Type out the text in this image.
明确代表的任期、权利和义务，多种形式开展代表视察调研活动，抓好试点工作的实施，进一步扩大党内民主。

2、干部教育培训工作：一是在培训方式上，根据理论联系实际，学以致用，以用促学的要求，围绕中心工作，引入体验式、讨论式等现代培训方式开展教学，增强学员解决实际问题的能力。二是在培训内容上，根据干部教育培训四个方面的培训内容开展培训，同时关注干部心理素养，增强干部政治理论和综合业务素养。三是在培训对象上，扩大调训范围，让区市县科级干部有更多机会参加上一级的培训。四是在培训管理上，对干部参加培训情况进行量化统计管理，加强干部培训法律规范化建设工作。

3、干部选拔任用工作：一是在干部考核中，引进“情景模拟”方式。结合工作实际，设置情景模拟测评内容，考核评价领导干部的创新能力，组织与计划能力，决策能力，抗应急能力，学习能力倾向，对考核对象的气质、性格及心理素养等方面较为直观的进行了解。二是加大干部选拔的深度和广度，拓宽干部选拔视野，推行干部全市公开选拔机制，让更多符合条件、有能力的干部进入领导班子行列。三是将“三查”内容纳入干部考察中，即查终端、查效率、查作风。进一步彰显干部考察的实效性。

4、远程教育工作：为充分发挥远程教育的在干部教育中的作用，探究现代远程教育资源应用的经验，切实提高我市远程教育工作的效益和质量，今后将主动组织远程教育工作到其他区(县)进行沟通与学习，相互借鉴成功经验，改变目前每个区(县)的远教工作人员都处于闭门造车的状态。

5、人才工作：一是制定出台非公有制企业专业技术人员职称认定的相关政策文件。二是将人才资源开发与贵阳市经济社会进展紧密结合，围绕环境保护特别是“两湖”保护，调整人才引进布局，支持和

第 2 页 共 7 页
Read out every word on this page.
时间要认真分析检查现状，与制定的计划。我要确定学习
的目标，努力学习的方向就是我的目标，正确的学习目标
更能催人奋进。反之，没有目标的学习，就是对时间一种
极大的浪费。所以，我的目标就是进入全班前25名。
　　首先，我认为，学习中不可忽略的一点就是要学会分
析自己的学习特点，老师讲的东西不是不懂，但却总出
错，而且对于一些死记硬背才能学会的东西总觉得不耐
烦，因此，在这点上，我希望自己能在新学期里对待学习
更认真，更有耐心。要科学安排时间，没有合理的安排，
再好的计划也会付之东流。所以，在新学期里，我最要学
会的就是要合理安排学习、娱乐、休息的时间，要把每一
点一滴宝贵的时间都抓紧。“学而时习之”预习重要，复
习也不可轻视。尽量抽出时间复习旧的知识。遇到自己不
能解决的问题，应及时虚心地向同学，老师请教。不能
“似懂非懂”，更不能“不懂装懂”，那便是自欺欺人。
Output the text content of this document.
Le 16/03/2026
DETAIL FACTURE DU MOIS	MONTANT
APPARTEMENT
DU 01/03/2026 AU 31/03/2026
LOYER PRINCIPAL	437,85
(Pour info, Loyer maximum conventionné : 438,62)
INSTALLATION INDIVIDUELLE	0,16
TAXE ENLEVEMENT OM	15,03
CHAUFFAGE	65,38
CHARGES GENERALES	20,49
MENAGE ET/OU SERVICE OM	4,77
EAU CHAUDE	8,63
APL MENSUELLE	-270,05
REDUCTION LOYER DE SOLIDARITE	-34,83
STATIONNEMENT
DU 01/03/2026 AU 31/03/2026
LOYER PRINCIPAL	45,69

* * * *

Aim >> Your output consists solely of the lines from the one with "Output the text content of this document." through the last line, copied exactly.

Finished task >>
Output the text content of this document.
Le 16/03/2026
DETAIL FACTURE DU MOIS	MONTANT
APPARTEMENT
DU 01/03/2026 AU 31/03/2026
LOYER PRINCIPAL	437,85
(Pour info, Loyer maximum conventionné : 438,62)
INSTALLATION INDIVIDUELLE	0,16
TAXE ENLEVEMENT OM	15,03
CHAUFFAGE	65,38
CHARGES GENERALES	20,49
MENAGE ET/OU SERVICE OM	4,77
EAU CHAUDE	8,63
APL MENSUELLE	-270,05
REDUCTION LOYER DE SOLIDARITE	-34,83
STATIONNEMENT
DU 01/03/2026 AU 31/03/2026
LOYER PRINCIPAL	45,69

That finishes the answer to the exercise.